= Challenge =
Every line that holds the string "March" is to be identified and copied.

= Stored data =
__________________________________________________

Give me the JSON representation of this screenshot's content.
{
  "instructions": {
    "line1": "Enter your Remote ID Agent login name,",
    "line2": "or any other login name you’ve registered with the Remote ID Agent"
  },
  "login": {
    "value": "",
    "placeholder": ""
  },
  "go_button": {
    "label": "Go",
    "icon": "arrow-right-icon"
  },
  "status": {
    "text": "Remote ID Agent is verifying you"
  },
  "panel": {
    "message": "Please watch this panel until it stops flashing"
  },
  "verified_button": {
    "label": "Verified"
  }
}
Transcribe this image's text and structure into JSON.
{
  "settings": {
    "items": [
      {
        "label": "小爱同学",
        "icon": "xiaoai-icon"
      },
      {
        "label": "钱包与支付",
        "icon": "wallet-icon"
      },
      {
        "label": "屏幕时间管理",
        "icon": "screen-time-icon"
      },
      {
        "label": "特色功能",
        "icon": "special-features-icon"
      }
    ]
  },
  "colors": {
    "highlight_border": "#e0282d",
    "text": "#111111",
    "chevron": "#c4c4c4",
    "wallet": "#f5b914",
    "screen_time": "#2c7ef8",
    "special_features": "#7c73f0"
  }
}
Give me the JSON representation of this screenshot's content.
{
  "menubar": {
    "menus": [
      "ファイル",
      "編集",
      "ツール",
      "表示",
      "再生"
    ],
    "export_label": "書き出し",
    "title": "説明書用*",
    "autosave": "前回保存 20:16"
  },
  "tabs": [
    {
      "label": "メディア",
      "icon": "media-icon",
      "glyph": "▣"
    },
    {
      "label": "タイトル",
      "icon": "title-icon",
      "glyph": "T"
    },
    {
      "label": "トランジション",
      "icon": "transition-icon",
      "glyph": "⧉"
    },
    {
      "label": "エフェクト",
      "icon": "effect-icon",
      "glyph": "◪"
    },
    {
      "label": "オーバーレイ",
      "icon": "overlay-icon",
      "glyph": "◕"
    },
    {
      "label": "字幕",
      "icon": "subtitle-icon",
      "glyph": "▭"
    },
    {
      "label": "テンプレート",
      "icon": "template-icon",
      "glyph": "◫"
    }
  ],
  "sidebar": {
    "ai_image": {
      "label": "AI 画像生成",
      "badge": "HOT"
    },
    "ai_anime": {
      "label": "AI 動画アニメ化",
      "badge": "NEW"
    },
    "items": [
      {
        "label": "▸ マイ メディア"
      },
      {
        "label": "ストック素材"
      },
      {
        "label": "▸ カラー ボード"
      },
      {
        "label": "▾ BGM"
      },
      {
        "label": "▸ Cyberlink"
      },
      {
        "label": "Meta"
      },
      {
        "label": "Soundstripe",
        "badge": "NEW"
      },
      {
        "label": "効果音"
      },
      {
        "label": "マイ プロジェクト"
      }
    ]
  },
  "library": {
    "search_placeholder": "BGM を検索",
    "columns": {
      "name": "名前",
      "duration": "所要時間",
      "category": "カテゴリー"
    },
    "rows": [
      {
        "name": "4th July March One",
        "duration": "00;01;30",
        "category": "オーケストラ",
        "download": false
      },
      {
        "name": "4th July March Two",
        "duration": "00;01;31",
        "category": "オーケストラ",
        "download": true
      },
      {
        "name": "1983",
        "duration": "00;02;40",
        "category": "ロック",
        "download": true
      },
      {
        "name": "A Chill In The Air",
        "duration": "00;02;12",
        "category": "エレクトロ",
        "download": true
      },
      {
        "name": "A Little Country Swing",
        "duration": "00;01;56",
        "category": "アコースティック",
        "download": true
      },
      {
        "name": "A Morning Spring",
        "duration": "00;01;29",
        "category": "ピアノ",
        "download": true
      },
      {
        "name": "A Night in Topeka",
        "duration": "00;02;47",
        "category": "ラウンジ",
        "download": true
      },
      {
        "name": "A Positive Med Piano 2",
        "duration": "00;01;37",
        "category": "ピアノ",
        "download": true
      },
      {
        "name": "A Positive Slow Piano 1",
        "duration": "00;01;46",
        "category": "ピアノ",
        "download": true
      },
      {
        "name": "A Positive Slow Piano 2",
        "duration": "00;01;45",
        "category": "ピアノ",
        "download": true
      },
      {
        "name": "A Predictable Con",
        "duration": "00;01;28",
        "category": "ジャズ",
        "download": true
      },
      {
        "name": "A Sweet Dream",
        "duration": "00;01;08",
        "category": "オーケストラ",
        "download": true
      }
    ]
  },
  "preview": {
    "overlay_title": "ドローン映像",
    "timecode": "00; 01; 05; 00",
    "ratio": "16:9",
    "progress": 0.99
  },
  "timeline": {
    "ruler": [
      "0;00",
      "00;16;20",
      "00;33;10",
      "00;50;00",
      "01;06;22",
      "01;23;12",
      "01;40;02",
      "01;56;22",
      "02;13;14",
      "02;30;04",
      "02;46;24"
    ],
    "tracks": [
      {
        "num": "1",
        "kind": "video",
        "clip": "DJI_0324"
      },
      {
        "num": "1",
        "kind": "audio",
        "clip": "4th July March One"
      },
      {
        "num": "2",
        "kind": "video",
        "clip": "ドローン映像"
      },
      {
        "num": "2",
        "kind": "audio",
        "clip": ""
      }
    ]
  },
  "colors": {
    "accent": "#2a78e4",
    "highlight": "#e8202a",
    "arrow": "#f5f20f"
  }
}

__________________________________________________

= Exercise response =
        "name": "4th July March One",
        "name": "4th July March Two",
        "clip": "4th July March One"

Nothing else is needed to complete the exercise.